__TO DO__:
Count the lines that hold the string "TradingView". Reply with the number alone.

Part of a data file
╭──

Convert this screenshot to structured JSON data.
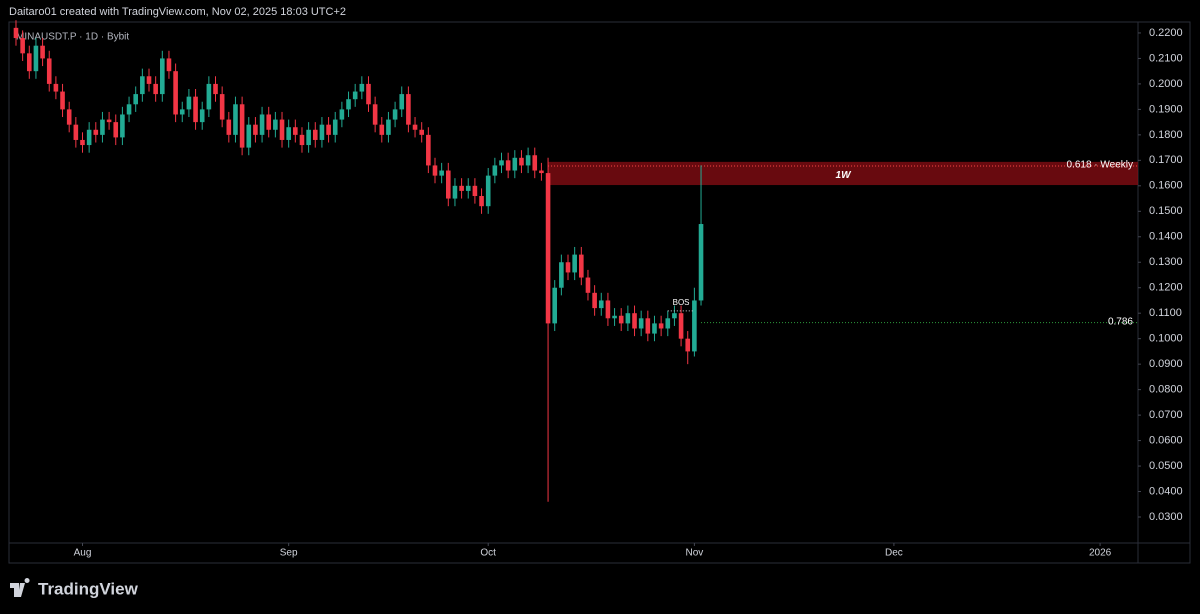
{
  "header": "Daitaro01 created with TradingView.com, Nov 02, 2025 18:03 UTC+2",
  "footer": "TradingView",
  "chart_data": {
    "type": "candlestick",
    "title": "MINAUSDT.P · 1D · Bybit",
    "up_color": "#22ab94",
    "down_color": "#f23645",
    "categories": [
      null,
      null,
      null,
      null,
      null,
      null,
      null,
      null,
      null,
      null,
      null,
      null,
      null,
      null,
      null,
      null,
      null,
      null,
      null,
      null,
      null,
      null,
      null,
      null,
      null,
      null,
      null,
      null,
      null,
      null,
      null,
      null,
      null,
      null,
      null,
      null,
      null,
      null,
      null,
      null,
      null,
      null,
      null,
      null,
      null,
      null,
      null,
      null,
      null,
      null,
      null,
      null,
      null,
      null,
      null,
      null,
      null,
      null,
      null,
      null,
      null,
      null,
      null,
      null,
      null,
      null,
      null,
      null,
      null,
      null,
      null,
      null,
      null,
      null,
      null,
      null,
      null,
      null,
      null,
      null,
      null,
      null,
      null,
      null,
      null,
      null,
      null,
      null,
      null,
      null,
      null,
      null,
      null,
      null,
      null,
      null,
      null,
      null,
      null,
      null,
      null,
      null,
      null,
      null
    ],
    "open": [
      0.222,
      0.218,
      0.212,
      0.205,
      0.215,
      0.21,
      0.2,
      0.197,
      0.19,
      0.184,
      0.178,
      0.176,
      0.182,
      0.18,
      0.186,
      0.185,
      0.179,
      0.188,
      0.192,
      0.196,
      0.203,
      0.2,
      0.196,
      0.21,
      0.205,
      0.188,
      0.19,
      0.195,
      0.185,
      0.19,
      0.2,
      0.196,
      0.186,
      0.18,
      0.192,
      0.175,
      0.184,
      0.18,
      0.188,
      0.182,
      0.186,
      0.178,
      0.183,
      0.18,
      0.176,
      0.182,
      0.178,
      0.184,
      0.18,
      0.186,
      0.19,
      0.194,
      0.197,
      0.2,
      0.192,
      0.184,
      0.18,
      0.186,
      0.19,
      0.196,
      0.184,
      0.182,
      0.18,
      0.168,
      0.164,
      0.166,
      0.155,
      0.16,
      0.158,
      0.16,
      0.156,
      0.152,
      0.164,
      0.168,
      0.17,
      0.166,
      0.171,
      0.168,
      0.172,
      0.166,
      0.165,
      0.106,
      0.12,
      0.13,
      0.126,
      0.133,
      0.124,
      0.118,
      0.112,
      0.115,
      0.108,
      0.109,
      0.106,
      0.11,
      0.104,
      0.108,
      0.102,
      0.106,
      0.104,
      0.108,
      0.11,
      0.1,
      0.095,
      0.115
    ],
    "high": [
      0.225,
      0.221,
      0.215,
      0.218,
      0.218,
      0.213,
      0.203,
      0.2,
      0.193,
      0.187,
      0.181,
      0.185,
      0.185,
      0.189,
      0.189,
      0.188,
      0.191,
      0.195,
      0.199,
      0.206,
      0.206,
      0.203,
      0.213,
      0.213,
      0.208,
      0.193,
      0.198,
      0.198,
      0.193,
      0.203,
      0.203,
      0.199,
      0.189,
      0.195,
      0.195,
      0.187,
      0.187,
      0.191,
      0.191,
      0.189,
      0.189,
      0.186,
      0.186,
      0.183,
      0.185,
      0.185,
      0.187,
      0.187,
      0.189,
      0.193,
      0.197,
      0.2,
      0.203,
      0.203,
      0.195,
      0.187,
      0.189,
      0.193,
      0.199,
      0.199,
      0.187,
      0.185,
      0.183,
      0.171,
      0.169,
      0.169,
      0.163,
      0.163,
      0.163,
      0.163,
      0.159,
      0.167,
      0.171,
      0.173,
      0.173,
      0.174,
      0.174,
      0.175,
      0.175,
      0.169,
      0.171,
      0.123,
      0.133,
      0.133,
      0.136,
      0.136,
      0.127,
      0.121,
      0.118,
      0.118,
      0.112,
      0.112,
      0.113,
      0.113,
      0.111,
      0.111,
      0.109,
      0.109,
      0.111,
      0.113,
      0.113,
      0.103,
      0.12,
      0.168
    ],
    "low": [
      0.215,
      0.209,
      0.202,
      0.202,
      0.207,
      0.197,
      0.194,
      0.187,
      0.181,
      0.175,
      0.173,
      0.173,
      0.177,
      0.177,
      0.182,
      0.176,
      0.176,
      0.185,
      0.189,
      0.193,
      0.197,
      0.193,
      0.193,
      0.202,
      0.185,
      0.185,
      0.187,
      0.182,
      0.182,
      0.187,
      0.193,
      0.183,
      0.177,
      0.177,
      0.172,
      0.172,
      0.177,
      0.177,
      0.179,
      0.179,
      0.175,
      0.175,
      0.177,
      0.173,
      0.173,
      0.175,
      0.175,
      0.177,
      0.177,
      0.183,
      0.187,
      0.191,
      0.194,
      0.189,
      0.181,
      0.177,
      0.177,
      0.183,
      0.187,
      0.181,
      0.179,
      0.177,
      0.165,
      0.161,
      0.161,
      0.152,
      0.152,
      0.155,
      0.155,
      0.153,
      0.149,
      0.149,
      0.161,
      0.165,
      0.163,
      0.163,
      0.165,
      0.165,
      0.163,
      0.162,
      0.036,
      0.103,
      0.117,
      0.123,
      0.123,
      0.121,
      0.115,
      0.109,
      0.109,
      0.105,
      0.105,
      0.103,
      0.103,
      0.101,
      0.101,
      0.099,
      0.099,
      0.101,
      0.101,
      0.105,
      0.097,
      0.09,
      0.093,
      0.113
    ],
    "close": [
      0.218,
      0.212,
      0.205,
      0.215,
      0.21,
      0.2,
      0.197,
      0.19,
      0.184,
      0.178,
      0.176,
      0.182,
      0.18,
      0.186,
      0.185,
      0.179,
      0.188,
      0.192,
      0.196,
      0.203,
      0.2,
      0.196,
      0.21,
      0.205,
      0.188,
      0.19,
      0.195,
      0.185,
      0.19,
      0.2,
      0.196,
      0.186,
      0.18,
      0.192,
      0.175,
      0.184,
      0.18,
      0.188,
      0.182,
      0.186,
      0.178,
      0.183,
      0.18,
      0.176,
      0.182,
      0.178,
      0.184,
      0.18,
      0.186,
      0.19,
      0.194,
      0.197,
      0.2,
      0.192,
      0.184,
      0.18,
      0.186,
      0.19,
      0.196,
      0.184,
      0.182,
      0.18,
      0.168,
      0.164,
      0.166,
      0.155,
      0.16,
      0.158,
      0.16,
      0.156,
      0.152,
      0.164,
      0.168,
      0.17,
      0.166,
      0.171,
      0.168,
      0.172,
      0.166,
      0.165,
      0.106,
      0.12,
      0.13,
      0.126,
      0.133,
      0.124,
      0.118,
      0.112,
      0.115,
      0.108,
      0.109,
      0.106,
      0.11,
      0.104,
      0.108,
      0.102,
      0.106,
      0.104,
      0.108,
      0.11,
      0.1,
      0.095,
      0.115,
      0.145
    ],
    "xlim": [
      -1.05,
      168.7
    ],
    "xticks": [
      {
        "value": 10,
        "label": "Aug"
      },
      {
        "value": 41,
        "label": "Sep"
      },
      {
        "value": 71,
        "label": "Oct"
      },
      {
        "value": 102,
        "label": "Nov"
      },
      {
        "value": 132,
        "label": "Dec"
      },
      {
        "value": 163,
        "label": "2026"
      }
    ],
    "ylim": [
      0.0198,
      0.2243
    ],
    "yticks": [
      {
        "value": 0.03,
        "label": "0.0300"
      },
      {
        "value": 0.04,
        "label": "0.0400"
      },
      {
        "value": 0.05,
        "label": "0.0500"
      },
      {
        "value": 0.06,
        "label": "0.0600"
      },
      {
        "value": 0.07,
        "label": "0.0700"
      },
      {
        "value": 0.08,
        "label": "0.0800"
      },
      {
        "value": 0.09,
        "label": "0.0900"
      },
      {
        "value": 0.1,
        "label": "0.1000"
      },
      {
        "value": 0.11,
        "label": "0.1100"
      },
      {
        "value": 0.12,
        "label": "0.1200"
      },
      {
        "value": 0.13,
        "label": "0.1300"
      },
      {
        "value": 0.14,
        "label": "0.1400"
      },
      {
        "value": 0.15,
        "label": "0.1500"
      },
      {
        "value": 0.16,
        "label": "0.1600"
      },
      {
        "value": 0.17,
        "label": "0.1700"
      },
      {
        "value": 0.18,
        "label": "0.1800"
      },
      {
        "value": 0.19,
        "label": "0.1900"
      },
      {
        "value": 0.2,
        "label": "0.2000"
      },
      {
        "value": 0.21,
        "label": "0.2100"
      },
      {
        "value": 0.22,
        "label": "0.2200"
      }
    ],
    "grid": false,
    "zone": {
      "label": "1W",
      "from_index": 80,
      "low": 0.1603,
      "high": 0.1694,
      "color": "#8b0e14"
    },
    "levels": [
      {
        "label": "0.618 · Weekly",
        "value": 0.1678,
        "from_index": 80,
        "color": "#ff4a4a"
      },
      {
        "label": "0.786",
        "value": 0.1063,
        "from_index": 103,
        "color": "#2e9e3e"
      }
    ],
    "bos": {
      "label": "BOS",
      "value": 0.1109,
      "from_index": 98,
      "to_index": 102
    }
  }
}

╰──

__THE REPLY__:
2